** BEGIN **

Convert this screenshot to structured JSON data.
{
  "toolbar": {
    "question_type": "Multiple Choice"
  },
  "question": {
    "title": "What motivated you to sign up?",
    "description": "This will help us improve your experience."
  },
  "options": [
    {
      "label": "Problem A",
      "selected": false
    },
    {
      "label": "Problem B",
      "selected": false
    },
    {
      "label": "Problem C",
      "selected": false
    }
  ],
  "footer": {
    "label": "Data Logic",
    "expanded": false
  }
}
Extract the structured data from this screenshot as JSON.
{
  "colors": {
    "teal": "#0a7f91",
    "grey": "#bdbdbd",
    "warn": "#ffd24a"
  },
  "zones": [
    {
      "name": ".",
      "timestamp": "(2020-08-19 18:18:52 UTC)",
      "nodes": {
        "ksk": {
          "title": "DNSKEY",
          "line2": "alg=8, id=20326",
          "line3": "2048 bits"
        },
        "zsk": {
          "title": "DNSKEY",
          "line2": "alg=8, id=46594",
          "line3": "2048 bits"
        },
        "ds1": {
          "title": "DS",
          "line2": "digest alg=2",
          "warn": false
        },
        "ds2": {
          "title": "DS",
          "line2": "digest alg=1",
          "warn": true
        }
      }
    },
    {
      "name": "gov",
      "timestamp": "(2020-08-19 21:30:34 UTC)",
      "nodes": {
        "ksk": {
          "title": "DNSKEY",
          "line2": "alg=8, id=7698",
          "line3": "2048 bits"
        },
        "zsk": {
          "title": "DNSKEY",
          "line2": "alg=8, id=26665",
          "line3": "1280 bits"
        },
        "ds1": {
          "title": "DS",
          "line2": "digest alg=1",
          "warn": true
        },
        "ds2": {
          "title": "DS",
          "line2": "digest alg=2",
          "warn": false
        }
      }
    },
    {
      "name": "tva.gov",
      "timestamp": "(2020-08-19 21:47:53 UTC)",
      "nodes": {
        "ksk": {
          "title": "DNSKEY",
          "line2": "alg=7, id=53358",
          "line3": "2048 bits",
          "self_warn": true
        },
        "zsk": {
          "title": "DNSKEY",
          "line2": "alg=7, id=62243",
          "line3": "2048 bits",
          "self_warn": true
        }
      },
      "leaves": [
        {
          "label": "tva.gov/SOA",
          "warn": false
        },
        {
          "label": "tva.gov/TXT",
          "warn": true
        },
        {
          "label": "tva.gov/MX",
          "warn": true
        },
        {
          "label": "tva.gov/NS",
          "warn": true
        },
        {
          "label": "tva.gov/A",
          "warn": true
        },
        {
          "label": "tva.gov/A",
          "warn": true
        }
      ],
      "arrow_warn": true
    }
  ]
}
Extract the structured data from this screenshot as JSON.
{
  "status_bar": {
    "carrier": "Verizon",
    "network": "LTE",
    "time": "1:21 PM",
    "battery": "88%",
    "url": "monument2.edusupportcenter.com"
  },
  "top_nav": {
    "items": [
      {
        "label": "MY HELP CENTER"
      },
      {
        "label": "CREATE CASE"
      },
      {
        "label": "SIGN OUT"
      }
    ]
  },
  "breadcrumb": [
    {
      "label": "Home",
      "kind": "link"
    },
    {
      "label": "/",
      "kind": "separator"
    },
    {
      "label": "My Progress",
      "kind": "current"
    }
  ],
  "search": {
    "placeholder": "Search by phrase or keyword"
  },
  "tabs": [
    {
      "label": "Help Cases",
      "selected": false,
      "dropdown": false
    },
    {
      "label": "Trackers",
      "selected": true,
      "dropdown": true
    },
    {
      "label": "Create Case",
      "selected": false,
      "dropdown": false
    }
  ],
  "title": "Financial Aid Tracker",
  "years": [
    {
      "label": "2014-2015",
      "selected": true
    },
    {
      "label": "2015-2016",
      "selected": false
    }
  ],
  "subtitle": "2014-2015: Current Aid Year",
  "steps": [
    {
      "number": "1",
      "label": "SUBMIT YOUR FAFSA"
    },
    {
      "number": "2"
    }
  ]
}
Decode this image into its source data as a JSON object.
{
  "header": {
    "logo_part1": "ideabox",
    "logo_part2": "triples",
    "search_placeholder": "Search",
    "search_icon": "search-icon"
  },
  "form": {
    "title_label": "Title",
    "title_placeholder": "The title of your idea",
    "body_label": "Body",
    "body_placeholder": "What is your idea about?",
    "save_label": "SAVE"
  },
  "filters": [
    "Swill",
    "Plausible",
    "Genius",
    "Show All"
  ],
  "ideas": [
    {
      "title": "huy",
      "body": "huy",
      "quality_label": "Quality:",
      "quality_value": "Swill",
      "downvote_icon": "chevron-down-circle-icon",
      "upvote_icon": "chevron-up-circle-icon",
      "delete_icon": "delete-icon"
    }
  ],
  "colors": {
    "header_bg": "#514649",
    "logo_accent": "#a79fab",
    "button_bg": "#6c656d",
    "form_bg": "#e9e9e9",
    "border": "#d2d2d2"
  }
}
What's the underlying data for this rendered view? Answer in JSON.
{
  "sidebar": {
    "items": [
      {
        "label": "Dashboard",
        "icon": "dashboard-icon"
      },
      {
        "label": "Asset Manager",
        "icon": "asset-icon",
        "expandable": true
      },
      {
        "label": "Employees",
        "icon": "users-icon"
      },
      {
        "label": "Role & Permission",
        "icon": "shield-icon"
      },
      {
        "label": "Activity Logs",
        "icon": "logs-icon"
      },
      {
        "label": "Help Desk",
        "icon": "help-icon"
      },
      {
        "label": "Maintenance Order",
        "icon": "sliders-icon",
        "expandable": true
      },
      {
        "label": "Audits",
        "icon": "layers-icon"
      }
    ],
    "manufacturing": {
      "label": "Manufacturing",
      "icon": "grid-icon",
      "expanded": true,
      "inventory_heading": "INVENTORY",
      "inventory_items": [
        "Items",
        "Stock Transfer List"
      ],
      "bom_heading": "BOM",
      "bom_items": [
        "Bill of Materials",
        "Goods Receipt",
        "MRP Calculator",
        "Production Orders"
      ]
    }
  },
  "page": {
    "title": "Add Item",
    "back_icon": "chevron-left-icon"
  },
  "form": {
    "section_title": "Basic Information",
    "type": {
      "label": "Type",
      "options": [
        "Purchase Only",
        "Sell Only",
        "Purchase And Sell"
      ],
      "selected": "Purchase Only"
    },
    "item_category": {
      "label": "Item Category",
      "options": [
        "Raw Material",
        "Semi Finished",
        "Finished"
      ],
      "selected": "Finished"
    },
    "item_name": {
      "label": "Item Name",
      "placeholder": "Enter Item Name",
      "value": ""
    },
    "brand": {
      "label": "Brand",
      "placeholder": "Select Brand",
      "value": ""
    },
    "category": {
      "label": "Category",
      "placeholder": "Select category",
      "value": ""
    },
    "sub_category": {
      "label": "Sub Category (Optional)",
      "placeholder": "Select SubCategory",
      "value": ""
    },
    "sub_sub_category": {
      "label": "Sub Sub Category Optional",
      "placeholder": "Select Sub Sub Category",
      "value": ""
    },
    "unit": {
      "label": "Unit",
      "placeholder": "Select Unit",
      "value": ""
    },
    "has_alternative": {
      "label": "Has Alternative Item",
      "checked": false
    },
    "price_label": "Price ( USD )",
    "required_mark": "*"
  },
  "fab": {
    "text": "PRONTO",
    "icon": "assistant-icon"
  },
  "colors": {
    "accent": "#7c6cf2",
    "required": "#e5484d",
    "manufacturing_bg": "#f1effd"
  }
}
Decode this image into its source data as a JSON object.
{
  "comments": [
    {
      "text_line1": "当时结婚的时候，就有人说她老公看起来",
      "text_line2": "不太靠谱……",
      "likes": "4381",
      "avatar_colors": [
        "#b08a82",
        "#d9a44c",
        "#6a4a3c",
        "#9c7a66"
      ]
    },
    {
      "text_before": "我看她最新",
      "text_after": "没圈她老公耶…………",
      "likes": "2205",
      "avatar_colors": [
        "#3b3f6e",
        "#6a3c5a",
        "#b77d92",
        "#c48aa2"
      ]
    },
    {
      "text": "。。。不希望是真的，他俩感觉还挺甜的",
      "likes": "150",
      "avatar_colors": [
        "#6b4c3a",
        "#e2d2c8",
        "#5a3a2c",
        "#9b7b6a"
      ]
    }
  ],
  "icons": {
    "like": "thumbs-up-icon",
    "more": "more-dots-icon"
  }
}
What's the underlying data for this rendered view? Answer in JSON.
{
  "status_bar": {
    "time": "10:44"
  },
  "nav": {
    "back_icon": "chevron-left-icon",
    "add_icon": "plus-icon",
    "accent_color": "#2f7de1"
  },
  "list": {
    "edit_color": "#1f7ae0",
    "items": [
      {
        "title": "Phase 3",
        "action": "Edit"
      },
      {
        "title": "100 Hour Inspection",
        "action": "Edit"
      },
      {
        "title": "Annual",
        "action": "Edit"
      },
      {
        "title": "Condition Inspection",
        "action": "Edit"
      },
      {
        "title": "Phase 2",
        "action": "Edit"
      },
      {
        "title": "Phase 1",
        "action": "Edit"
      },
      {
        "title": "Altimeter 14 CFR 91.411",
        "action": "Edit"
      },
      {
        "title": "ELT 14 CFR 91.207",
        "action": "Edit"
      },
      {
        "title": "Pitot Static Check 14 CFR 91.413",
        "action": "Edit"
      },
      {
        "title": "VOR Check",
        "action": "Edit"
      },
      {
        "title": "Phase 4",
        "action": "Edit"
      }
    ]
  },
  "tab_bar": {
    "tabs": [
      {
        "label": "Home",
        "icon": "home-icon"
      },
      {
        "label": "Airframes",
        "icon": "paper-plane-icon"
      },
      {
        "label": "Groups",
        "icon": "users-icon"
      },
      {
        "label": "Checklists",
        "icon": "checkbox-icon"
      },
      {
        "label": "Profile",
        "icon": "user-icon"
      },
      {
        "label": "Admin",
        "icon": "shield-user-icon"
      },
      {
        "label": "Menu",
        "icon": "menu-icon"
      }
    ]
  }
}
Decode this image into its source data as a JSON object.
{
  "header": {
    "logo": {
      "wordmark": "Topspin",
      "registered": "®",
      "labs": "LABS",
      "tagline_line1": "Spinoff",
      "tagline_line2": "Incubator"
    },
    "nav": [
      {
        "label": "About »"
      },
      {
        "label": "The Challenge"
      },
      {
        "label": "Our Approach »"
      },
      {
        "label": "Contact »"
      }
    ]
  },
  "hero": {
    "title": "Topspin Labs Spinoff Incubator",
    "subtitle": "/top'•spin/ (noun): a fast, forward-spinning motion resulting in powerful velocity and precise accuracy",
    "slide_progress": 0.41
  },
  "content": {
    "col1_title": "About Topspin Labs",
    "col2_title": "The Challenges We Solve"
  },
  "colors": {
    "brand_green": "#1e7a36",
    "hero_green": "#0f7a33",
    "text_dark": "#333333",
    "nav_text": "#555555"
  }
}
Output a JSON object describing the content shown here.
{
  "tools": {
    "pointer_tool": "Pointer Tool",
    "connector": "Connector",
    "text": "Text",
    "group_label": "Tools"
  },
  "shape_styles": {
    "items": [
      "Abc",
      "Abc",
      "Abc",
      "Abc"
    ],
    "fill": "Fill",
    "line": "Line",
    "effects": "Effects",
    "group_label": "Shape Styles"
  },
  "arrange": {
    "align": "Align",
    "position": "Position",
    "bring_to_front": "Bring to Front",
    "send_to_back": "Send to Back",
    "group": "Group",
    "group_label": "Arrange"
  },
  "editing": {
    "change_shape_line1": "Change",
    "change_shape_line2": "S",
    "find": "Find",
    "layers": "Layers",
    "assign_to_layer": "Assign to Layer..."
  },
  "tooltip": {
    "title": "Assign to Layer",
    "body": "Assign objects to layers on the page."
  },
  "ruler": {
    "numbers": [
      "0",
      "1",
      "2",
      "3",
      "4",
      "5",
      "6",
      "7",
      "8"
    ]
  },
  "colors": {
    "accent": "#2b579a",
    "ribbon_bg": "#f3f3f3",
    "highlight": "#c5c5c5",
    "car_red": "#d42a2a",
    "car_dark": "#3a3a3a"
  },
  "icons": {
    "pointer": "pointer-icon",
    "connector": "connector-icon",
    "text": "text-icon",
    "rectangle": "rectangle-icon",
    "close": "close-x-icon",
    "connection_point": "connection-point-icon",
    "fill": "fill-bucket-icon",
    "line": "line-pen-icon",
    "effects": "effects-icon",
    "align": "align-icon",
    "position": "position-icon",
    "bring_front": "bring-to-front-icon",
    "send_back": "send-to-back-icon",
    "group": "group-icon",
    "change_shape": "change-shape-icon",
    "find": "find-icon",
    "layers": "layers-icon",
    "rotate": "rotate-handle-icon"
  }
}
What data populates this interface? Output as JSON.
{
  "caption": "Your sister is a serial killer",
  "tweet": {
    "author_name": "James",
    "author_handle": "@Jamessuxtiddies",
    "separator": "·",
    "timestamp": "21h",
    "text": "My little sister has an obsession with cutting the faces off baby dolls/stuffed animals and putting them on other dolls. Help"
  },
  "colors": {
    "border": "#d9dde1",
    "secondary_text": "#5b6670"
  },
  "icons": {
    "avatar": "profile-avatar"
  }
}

** END **

### [Challenge]
Which lines of the data include "circle"? Copy each of them.

### [Result]
      "downvote_icon": "chevron-down-circle-icon",
      "upvote_icon": "chevron-up-circle-icon",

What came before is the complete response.